### [Exercise prompt]
Would you extract the whole listing below and retype it exactly?

______

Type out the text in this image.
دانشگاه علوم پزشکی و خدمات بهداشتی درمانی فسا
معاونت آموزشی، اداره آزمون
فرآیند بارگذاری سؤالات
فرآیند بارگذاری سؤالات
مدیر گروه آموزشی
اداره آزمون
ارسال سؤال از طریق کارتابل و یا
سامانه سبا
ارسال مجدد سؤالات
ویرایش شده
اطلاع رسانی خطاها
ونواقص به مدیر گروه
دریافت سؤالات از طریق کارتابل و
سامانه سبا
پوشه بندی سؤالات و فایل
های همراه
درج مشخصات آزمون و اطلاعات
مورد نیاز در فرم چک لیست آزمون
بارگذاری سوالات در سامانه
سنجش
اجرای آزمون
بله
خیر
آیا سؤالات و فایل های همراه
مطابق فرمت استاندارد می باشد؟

______

### [The solution]
Type out the text in this image.
دانشگاه علوم پزشکی و خدمات بهداشتی درمانی فسا
معاونت آموزشی، اداره آزمون
فرآیند بارگذاری سؤالات
فرآیند بارگذاری سؤالات
مدیر گروه آموزشی
اداره آزمون
ارسال سؤال از طریق کارتابل و یا
سامانه سبا
ارسال مجدد سؤالات
ویرایش شده
اطلاع رسانی خطاها
ونواقص به مدیر گروه
دریافت سؤالات از طریق کارتابل و
سامانه سبا
پوشه بندی سؤالات و فایل
های همراه
درج مشخصات آزمون و اطلاعات
مورد نیاز در فرم چک لیست آزمون
بارگذاری سوالات در سامانه
سنجش
اجرای آزمون
بله
خیر
آیا سؤالات و فایل های همراه
مطابق فرمت استاندارد می باشد؟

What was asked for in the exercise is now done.